*To be done*
In the introduction on fixity and fluidity in sociolinguistics, what type of multilingualism is said to be the one actually seen to matter?

1 Fixity and Fluidity in Sociolinguistic Theory and Practice
Jürgen Jaspers and Lian Malai Madsen
Introduction
Multilingualism is an established topic in the study of language. Self-evident as this statement is, it is useful to remember that up until some 60 years ago it was something of a fringe topic, at best, in the broad field of linguistics, pursued by scholars who dared defy the motto that real linguists should investigate the systematicity of speakers’ cognitive abilities for producing language by relying on introspective intuitions of their own (and singular) native language. Studying multilingualism at the same time has long run up against popular assumptions that it is an exceptional, deviant phenomenon, or that it delays learning and causes linguistic deficiency—assumptions indebted to a predominant view, at least in the West, that communities are naturally monolingual, and to common sense metaphors of the mind as a limited container with room for only one complete language. That the first sentence on multilingualism on the Linguistic Society of America’s website, to take one professional organisation, still posits that ‘[c]ontrary to what is often believed, most of the world’s population is bilingual or multilingual’, illustrates the extent to which a scientific interest in the topic has been accompanied by normalising it as a social fact.
While it would be rash to claim that these fears and misgivings are a thing of the past, it is difficult to ignore the currently more receptive societal climate for multilingualism. Just as diversity has become a corporate value, managerial and policy discourse (especially at EU level) is now rife with praise for multilingualism. In addition, the wider public has not been insensitive to its value, bearing in mind the growing interest in linguistic immersion or content and language integrated learning, attracted by promises of cognitive advantages or increased job opportunities. Multilingualism today matters, then, even if it matters mostly in economic rather than cultural terms, and even if, as several authors have pointed out, the type of multilingualism that is seen to matter in fact concerns a set of parallel monolingualisms, preferably of Western-European cut (see, for example, Heller 2007; Moore 2015).

*Records*
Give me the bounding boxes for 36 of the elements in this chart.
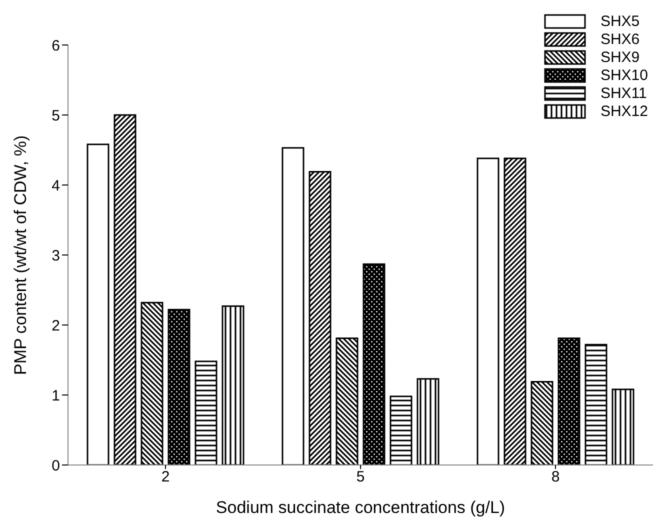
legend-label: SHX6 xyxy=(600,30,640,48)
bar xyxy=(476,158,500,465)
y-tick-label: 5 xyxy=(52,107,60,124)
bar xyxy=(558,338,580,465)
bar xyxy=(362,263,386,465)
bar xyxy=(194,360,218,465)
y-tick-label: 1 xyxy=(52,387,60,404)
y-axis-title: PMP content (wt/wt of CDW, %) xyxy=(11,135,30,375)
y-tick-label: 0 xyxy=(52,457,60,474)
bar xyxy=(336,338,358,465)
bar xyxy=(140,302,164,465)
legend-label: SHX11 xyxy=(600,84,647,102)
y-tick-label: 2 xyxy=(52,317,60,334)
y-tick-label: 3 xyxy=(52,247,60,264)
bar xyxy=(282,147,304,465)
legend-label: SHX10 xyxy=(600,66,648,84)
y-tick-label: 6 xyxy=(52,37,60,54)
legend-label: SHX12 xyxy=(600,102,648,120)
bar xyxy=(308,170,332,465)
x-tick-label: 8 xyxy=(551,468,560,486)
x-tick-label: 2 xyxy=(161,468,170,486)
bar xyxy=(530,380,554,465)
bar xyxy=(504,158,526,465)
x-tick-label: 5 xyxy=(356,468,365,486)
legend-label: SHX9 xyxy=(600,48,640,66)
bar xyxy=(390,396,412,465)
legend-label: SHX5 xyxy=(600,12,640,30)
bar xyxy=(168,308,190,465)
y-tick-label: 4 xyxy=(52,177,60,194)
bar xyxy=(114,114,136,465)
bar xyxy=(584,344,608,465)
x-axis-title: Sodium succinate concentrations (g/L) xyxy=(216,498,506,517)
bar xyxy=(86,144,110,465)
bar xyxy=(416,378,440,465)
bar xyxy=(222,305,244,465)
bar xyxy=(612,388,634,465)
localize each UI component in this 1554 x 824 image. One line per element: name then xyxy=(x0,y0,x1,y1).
---
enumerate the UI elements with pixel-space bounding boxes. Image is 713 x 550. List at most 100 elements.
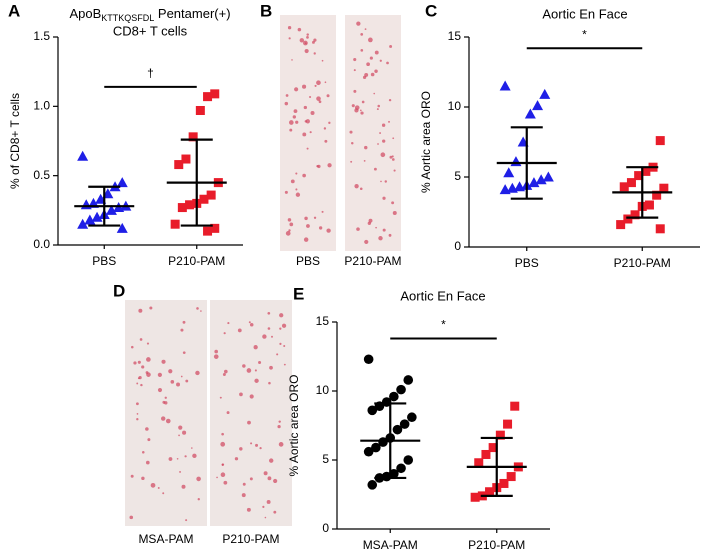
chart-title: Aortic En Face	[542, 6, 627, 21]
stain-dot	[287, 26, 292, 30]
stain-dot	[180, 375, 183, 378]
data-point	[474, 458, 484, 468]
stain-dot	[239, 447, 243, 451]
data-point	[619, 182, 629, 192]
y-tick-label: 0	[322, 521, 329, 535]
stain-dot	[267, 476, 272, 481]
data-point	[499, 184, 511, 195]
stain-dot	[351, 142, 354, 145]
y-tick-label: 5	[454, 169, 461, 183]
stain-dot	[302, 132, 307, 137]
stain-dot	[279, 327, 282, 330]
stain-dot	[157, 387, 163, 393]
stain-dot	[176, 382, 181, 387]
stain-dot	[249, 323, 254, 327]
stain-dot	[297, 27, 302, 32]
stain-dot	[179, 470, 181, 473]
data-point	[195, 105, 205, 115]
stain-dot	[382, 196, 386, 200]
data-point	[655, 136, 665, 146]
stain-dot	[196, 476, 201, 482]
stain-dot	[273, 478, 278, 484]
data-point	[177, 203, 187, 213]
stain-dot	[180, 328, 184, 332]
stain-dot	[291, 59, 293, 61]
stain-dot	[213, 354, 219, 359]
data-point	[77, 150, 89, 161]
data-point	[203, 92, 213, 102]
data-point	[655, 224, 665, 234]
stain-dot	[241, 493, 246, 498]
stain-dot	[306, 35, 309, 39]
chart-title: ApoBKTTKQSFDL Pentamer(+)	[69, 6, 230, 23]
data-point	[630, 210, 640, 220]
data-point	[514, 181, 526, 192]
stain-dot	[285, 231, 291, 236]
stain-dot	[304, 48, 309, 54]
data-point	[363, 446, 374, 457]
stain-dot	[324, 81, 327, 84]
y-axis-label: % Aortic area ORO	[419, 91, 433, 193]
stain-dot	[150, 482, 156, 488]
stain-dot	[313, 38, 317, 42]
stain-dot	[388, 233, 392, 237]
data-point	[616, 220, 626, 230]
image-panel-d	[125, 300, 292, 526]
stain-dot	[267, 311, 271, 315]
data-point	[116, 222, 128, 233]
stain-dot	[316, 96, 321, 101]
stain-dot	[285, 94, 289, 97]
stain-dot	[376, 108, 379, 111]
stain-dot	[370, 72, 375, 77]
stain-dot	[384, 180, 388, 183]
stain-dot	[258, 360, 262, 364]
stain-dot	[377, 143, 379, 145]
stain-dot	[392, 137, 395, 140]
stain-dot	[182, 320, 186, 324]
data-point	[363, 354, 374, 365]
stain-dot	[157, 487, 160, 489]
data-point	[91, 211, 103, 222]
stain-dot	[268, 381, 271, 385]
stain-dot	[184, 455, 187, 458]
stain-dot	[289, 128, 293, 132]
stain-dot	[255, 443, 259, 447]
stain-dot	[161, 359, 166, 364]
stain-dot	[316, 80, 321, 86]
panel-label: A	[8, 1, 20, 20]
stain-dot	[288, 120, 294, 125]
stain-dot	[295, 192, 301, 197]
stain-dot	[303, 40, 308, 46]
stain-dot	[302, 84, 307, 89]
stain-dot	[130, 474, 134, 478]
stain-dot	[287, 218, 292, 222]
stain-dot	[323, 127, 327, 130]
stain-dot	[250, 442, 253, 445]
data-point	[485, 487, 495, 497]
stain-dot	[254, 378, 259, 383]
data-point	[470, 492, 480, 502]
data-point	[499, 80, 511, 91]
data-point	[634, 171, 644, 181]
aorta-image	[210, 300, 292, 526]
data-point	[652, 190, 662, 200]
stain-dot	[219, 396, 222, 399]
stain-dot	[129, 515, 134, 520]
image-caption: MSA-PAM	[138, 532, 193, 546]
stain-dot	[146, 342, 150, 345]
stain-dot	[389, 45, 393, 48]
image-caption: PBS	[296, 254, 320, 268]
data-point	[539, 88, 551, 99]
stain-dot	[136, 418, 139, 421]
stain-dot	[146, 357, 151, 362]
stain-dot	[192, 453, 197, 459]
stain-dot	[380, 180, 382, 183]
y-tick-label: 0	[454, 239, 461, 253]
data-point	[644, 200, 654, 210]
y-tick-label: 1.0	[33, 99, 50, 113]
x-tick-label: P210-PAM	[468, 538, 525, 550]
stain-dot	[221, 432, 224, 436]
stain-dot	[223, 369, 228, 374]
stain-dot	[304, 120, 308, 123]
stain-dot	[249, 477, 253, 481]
* * *
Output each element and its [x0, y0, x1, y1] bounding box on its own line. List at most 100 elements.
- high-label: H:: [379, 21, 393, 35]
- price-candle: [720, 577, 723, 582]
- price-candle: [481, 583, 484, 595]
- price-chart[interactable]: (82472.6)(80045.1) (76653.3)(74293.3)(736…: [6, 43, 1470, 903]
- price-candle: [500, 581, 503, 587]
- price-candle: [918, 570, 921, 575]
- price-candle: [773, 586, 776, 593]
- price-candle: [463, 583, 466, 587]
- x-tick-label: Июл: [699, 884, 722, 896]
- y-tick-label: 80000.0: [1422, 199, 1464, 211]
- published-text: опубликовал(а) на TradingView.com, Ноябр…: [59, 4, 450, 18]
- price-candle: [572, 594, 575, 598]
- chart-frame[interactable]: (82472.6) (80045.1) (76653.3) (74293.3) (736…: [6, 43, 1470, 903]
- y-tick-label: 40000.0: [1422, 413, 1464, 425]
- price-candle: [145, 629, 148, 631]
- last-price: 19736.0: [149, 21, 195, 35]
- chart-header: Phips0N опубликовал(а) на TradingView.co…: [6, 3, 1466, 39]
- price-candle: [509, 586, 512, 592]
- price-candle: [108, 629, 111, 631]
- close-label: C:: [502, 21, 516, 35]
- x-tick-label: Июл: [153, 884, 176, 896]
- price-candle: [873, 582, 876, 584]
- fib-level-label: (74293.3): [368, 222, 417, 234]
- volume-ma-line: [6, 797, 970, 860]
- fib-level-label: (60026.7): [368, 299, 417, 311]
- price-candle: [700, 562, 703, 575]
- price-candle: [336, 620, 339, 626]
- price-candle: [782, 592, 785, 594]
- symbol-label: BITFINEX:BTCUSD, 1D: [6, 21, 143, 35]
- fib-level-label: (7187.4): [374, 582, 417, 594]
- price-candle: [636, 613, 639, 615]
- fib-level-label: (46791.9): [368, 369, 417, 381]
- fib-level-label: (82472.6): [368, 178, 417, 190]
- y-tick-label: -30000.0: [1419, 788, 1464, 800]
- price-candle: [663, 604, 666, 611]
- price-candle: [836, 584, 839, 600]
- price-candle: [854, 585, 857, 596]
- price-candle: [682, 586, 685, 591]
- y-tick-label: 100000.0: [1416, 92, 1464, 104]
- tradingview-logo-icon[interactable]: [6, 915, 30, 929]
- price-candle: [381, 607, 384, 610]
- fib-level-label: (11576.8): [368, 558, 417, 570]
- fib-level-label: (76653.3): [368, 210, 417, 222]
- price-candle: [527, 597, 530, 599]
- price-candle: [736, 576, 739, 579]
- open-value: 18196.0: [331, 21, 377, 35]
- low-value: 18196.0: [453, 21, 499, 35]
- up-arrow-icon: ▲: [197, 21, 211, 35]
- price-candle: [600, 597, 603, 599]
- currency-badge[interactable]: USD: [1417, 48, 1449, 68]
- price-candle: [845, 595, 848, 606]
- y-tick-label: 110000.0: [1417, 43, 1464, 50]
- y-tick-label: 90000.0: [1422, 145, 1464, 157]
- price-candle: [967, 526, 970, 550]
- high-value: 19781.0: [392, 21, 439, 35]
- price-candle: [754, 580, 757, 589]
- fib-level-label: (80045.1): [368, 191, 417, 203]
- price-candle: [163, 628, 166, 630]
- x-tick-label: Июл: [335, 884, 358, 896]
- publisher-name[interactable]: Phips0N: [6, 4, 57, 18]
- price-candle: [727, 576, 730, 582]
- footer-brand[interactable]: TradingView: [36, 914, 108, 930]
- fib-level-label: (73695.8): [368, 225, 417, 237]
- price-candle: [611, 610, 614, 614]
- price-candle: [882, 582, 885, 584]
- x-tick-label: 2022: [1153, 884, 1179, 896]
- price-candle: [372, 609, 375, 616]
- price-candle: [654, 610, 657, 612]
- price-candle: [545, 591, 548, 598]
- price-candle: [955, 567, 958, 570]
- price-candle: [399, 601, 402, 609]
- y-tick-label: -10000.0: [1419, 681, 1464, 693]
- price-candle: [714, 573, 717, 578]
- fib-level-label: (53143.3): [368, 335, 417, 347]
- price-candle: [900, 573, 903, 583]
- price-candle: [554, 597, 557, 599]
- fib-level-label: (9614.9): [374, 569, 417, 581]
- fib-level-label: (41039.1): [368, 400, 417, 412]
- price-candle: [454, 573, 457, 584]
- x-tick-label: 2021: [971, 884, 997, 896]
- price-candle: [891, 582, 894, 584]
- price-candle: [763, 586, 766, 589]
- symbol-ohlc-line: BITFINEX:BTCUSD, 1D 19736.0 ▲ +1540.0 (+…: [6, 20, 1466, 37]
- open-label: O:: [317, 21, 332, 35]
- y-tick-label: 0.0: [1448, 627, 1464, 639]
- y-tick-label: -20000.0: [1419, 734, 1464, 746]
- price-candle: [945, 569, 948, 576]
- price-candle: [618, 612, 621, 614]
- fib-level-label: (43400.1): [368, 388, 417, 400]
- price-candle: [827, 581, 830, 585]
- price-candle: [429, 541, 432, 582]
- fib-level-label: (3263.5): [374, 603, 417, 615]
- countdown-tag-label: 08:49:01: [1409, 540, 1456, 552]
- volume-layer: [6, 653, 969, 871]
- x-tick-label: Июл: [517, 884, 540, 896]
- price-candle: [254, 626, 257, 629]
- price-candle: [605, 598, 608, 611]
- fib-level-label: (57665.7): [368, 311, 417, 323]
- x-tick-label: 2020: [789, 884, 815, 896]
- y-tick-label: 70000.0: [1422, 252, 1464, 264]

*Finished exercise*
A set of parallel monolingualisms, preferably of Western-European cut.